= What you have to do =
Say how many lines in the records include the string "sound", adding no other words.

─── Entries shown ───

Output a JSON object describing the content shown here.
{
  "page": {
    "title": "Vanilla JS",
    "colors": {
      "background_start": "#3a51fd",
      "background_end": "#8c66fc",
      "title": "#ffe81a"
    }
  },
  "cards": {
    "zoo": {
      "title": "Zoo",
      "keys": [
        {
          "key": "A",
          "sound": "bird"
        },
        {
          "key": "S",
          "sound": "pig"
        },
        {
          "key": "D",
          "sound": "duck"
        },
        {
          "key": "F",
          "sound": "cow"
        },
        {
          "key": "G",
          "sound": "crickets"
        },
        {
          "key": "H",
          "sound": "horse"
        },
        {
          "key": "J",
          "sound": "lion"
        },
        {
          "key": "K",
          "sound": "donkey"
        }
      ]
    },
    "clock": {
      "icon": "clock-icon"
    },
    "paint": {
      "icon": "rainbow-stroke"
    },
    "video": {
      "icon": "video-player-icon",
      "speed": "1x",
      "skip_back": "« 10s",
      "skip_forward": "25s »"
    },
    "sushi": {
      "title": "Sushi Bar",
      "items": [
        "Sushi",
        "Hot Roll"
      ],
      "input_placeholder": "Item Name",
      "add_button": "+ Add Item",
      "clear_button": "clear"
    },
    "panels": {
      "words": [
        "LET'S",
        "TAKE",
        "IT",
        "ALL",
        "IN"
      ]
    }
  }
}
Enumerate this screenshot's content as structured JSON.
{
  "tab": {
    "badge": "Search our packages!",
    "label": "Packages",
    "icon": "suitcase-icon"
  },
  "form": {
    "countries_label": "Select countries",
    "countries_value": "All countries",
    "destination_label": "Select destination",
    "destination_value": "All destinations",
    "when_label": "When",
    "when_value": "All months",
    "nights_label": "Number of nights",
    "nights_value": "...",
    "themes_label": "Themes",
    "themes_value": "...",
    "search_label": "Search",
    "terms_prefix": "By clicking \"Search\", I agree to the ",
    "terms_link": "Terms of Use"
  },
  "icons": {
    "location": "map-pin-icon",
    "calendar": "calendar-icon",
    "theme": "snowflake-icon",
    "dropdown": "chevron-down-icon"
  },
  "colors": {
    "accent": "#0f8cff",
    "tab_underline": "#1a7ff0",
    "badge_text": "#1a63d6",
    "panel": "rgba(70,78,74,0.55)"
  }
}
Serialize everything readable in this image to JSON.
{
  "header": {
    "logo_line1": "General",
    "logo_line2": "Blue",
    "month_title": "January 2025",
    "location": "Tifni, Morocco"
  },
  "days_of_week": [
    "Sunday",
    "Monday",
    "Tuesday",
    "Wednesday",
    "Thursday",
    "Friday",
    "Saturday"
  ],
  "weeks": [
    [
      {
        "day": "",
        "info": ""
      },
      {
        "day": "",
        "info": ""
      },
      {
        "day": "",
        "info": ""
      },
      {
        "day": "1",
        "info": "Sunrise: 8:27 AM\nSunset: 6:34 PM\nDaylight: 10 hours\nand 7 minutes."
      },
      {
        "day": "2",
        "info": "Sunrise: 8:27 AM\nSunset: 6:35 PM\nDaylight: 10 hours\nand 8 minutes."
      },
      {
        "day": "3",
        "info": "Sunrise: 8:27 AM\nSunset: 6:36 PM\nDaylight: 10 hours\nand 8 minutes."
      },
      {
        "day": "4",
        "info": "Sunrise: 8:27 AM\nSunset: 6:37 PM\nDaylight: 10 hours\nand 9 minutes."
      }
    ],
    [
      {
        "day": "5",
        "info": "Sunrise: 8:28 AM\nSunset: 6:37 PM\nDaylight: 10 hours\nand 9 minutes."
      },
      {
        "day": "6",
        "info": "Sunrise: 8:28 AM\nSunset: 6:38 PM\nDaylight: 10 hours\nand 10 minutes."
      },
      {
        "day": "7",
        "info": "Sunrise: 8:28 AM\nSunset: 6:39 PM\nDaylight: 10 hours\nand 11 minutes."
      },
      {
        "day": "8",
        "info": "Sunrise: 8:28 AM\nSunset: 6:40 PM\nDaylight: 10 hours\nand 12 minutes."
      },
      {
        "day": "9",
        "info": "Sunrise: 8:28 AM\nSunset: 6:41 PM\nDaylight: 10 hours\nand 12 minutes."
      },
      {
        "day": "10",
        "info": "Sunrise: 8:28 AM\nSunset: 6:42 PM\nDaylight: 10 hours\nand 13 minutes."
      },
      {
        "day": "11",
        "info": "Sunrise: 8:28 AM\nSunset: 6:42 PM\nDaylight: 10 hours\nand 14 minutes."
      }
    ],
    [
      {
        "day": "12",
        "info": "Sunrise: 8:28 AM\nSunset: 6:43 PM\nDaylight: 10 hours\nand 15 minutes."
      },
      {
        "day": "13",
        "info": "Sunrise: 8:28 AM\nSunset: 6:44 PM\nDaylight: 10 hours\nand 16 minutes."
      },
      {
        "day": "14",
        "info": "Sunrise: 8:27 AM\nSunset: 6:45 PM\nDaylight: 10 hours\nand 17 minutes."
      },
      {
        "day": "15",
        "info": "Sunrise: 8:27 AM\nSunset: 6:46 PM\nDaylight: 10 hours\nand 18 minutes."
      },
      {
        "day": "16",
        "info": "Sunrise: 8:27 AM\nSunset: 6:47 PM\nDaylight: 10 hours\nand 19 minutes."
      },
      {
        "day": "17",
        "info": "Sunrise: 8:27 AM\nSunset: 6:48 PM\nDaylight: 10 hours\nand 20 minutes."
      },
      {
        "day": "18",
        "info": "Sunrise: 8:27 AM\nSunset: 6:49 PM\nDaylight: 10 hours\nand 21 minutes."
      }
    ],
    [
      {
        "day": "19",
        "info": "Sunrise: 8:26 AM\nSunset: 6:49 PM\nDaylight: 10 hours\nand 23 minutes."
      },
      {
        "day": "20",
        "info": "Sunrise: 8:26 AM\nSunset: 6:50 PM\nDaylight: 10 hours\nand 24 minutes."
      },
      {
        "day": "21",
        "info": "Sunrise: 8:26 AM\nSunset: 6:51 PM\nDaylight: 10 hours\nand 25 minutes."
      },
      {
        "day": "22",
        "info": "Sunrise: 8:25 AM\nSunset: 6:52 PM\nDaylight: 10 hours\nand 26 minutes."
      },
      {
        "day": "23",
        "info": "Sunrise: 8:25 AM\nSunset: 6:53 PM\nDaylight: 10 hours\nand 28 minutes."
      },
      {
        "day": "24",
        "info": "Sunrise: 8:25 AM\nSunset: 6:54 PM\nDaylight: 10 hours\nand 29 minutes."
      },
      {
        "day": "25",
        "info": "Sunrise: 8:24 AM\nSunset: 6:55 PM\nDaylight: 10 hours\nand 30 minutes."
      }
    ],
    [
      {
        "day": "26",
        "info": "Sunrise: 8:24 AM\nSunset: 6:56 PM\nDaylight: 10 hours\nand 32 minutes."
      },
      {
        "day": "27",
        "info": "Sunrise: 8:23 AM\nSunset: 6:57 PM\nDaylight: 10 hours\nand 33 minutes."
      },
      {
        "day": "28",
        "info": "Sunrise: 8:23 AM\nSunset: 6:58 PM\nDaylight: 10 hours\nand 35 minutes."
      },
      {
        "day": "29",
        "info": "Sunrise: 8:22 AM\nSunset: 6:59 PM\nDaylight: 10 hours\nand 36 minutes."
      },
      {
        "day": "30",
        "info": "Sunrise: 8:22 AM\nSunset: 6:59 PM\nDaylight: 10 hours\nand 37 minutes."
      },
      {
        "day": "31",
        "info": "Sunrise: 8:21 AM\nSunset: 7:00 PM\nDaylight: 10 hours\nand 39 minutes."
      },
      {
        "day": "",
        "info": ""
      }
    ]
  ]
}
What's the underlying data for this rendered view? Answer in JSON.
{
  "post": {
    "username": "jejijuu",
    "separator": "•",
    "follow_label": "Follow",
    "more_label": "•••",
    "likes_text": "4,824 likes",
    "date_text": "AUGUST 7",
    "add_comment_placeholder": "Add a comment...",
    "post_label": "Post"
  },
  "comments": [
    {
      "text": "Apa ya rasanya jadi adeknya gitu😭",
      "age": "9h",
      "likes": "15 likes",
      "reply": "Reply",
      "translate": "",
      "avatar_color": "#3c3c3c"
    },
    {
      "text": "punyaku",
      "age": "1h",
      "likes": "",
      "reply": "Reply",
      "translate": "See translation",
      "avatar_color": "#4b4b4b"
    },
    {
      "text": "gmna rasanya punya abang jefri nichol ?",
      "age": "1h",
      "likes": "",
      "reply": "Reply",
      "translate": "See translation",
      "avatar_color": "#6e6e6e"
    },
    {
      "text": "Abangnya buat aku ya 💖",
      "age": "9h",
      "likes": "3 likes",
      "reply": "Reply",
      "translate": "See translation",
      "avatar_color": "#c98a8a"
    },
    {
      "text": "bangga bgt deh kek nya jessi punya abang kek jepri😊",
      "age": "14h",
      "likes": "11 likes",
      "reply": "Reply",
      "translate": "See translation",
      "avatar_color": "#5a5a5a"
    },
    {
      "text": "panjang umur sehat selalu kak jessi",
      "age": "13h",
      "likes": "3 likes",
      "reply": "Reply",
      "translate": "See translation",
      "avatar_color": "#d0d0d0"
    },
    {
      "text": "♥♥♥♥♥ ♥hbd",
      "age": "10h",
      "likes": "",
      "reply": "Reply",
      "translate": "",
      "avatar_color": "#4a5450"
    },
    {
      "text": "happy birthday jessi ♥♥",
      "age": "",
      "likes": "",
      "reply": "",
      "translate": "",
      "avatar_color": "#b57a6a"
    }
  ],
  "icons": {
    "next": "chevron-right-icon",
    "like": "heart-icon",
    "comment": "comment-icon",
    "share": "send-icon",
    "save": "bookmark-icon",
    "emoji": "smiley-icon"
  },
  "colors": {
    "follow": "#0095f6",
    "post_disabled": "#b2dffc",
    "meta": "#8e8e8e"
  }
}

───

= Solution for this problem =
8